MATERIALS PROVIDED -
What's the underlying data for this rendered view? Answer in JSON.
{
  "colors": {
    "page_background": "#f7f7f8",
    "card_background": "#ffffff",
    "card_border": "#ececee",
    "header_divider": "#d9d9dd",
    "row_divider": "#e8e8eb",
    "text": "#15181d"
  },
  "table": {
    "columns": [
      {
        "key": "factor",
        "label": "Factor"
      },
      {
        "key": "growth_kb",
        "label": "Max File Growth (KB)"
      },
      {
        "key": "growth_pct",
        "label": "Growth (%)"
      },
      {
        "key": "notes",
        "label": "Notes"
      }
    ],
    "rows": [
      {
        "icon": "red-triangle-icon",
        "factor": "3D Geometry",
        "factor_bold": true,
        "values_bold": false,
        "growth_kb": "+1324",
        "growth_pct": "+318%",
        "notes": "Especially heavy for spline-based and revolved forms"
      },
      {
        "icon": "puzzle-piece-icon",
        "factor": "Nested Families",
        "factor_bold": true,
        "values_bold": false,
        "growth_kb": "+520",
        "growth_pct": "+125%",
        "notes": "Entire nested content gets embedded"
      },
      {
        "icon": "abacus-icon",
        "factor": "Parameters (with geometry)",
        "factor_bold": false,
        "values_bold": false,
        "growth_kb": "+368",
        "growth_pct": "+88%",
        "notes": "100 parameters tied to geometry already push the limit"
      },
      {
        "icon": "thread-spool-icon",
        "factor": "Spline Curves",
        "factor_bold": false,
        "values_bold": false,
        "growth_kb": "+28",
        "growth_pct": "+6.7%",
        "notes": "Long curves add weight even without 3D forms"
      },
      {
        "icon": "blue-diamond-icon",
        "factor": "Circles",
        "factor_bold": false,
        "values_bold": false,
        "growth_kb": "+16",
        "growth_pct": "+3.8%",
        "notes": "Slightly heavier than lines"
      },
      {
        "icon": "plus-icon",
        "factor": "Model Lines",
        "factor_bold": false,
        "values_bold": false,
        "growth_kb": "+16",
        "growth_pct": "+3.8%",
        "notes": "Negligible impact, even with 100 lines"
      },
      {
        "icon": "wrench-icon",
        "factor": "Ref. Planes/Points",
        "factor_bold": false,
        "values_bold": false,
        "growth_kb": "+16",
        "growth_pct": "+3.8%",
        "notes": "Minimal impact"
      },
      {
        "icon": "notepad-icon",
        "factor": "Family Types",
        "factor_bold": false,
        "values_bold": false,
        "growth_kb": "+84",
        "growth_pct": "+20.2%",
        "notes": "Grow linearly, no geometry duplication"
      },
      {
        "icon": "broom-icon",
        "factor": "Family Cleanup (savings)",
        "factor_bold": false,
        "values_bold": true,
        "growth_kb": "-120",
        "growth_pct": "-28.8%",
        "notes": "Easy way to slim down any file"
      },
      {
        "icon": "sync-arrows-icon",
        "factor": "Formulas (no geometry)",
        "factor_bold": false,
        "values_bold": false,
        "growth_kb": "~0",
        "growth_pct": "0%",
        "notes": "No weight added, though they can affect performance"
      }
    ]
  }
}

GIVEN TASK -
From the material above, gather all lines that include the string "forms" and copy them.

OUTPUT -
        "notes": "Especially heavy for spline-based and revolved forms"
        "notes": "Long curves add weight even without 3D forms"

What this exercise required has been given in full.